GIVEN TASK: Would you retype all of these records exactly?

DATA LISTING:
++++++

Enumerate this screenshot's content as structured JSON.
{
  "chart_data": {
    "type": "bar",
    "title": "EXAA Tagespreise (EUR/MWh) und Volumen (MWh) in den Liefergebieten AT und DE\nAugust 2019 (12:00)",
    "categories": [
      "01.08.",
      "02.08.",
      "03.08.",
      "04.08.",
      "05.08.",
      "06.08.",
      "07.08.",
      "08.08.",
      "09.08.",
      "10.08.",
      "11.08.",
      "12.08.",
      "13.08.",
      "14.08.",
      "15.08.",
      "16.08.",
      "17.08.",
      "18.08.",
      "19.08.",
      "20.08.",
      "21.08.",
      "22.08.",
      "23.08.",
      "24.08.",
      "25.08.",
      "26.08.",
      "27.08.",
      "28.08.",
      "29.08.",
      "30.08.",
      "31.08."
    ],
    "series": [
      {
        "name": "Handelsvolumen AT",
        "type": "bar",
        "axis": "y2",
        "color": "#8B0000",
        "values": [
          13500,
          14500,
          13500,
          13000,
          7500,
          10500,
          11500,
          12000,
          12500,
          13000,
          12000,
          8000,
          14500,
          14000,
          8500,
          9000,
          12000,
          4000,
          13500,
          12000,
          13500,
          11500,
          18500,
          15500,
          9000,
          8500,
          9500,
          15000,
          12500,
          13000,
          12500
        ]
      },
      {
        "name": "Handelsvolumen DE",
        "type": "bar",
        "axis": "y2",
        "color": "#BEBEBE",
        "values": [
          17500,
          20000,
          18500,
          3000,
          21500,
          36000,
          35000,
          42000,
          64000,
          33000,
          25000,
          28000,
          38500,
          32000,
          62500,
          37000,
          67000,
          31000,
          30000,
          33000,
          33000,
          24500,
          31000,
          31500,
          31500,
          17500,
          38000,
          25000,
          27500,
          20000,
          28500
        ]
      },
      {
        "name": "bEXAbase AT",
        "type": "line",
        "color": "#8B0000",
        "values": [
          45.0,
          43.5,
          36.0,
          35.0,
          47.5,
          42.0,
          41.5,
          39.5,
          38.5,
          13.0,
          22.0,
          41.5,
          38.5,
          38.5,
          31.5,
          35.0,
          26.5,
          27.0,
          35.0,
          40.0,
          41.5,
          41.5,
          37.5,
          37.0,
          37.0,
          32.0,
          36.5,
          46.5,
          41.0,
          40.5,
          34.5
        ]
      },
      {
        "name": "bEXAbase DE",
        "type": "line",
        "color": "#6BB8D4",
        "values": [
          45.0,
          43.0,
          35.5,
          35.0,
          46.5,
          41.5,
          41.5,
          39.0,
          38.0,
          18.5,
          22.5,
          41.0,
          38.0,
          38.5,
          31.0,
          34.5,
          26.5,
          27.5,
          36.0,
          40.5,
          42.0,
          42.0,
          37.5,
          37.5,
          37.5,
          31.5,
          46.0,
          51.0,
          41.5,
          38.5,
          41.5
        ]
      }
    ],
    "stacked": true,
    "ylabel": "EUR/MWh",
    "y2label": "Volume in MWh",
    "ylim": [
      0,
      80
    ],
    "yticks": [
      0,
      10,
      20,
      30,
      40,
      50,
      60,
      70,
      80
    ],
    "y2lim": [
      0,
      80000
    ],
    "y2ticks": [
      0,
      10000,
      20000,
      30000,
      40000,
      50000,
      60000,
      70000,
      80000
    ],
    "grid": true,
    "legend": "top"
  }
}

++++++

WRITTEN SOLUTION:
Enumerate this screenshot's content as structured JSON.
{
  "chart_data": {
    "type": "bar",
    "title": "EXAA Tagespreise (EUR/MWh) und Volumen (MWh) in den Liefergebieten AT und DE\nAugust 2019 (12:00)",
    "categories": [
      "01.08.",
      "02.08.",
      "03.08.",
      "04.08.",
      "05.08.",
      "06.08.",
      "07.08.",
      "08.08.",
      "09.08.",
      "10.08.",
      "11.08.",
      "12.08.",
      "13.08.",
      "14.08.",
      "15.08.",
      "16.08.",
      "17.08.",
      "18.08.",
      "19.08.",
      "20.08.",
      "21.08.",
      "22.08.",
      "23.08.",
      "24.08.",
      "25.08.",
      "26.08.",
      "27.08.",
      "28.08.",
      "29.08.",
      "30.08.",
      "31.08."
    ],
    "series": [
      {
        "name": "Handelsvolumen AT",
        "type": "bar",
        "axis": "y2",
        "color": "#8B0000",
        "values": [
          13500,
          14500,
          13500,
          13000,
          7500,
          10500,
          11500,
          12000,
          12500,
          13000,
          12000,
          8000,
          14500,
          14000,
          8500,
          9000,
          12000,
          4000,
          13500,
          12000,
          13500,
          11500,
          18500,
          15500,
          9000,
          8500,
          9500,
          15000,
          12500,
          13000,
          12500
        ]
      },
      {
        "name": "Handelsvolumen DE",
        "type": "bar",
        "axis": "y2",
        "color": "#BEBEBE",
        "values": [
          17500,
          20000,
          18500,
          3000,
          21500,
          36000,
          35000,
          42000,
          64000,
          33000,
          25000,
          28000,
          38500,
          32000,
          62500,
          37000,
          67000,
          31000,
          30000,
          33000,
          33000,
          24500,
          31000,
          31500,
          31500,
          17500,
          38000,
          25000,
          27500,
          20000,
          28500
        ]
      },
      {
        "name": "bEXAbase AT",
        "type": "line",
        "color": "#8B0000",
        "values": [
          45.0,
          43.5,
          36.0,
          35.0,
          47.5,
          42.0,
          41.5,
          39.5,
          38.5,
          13.0,
          22.0,
          41.5,
          38.5,
          38.5,
          31.5,
          35.0,
          26.5,
          27.0,
          35.0,
          40.0,
          41.5,
          41.5,
          37.5,
          37.0,
          37.0,
          32.0,
          36.5,
          46.5,
          41.0,
          40.5,
          34.5
        ]
      },
      {
        "name": "bEXAbase DE",
        "type": "line",
        "color": "#6BB8D4",
        "values": [
          45.0,
          43.0,
          35.5,
          35.0,
          46.5,
          41.5,
          41.5,
          39.0,
          38.0,
          18.5,
          22.5,
          41.0,
          38.0,
          38.5,
          31.0,
          34.5,
          26.5,
          27.5,
          36.0,
          40.5,
          42.0,
          42.0,
          37.5,
          37.5,
          37.5,
          31.5,
          46.0,
          51.0,
          41.5,
          38.5,
          41.5
        ]
      }
    ],
    "stacked": true,
    "ylabel": "EUR/MWh",
    "y2label": "Volume in MWh",
    "ylim": [
      0,
      80
    ],
    "yticks": [
      0,
      10,
      20,
      30,
      40,
      50,
      60,
      70,
      80
    ],
    "y2lim": [
      0,
      80000
    ],
    "y2ticks": [
      0,
      10000,
      20000,
      30000,
      40000,
      50000,
      60000,
      70000,
      80000
    ],
    "grid": true,
    "legend": "top"
  }
}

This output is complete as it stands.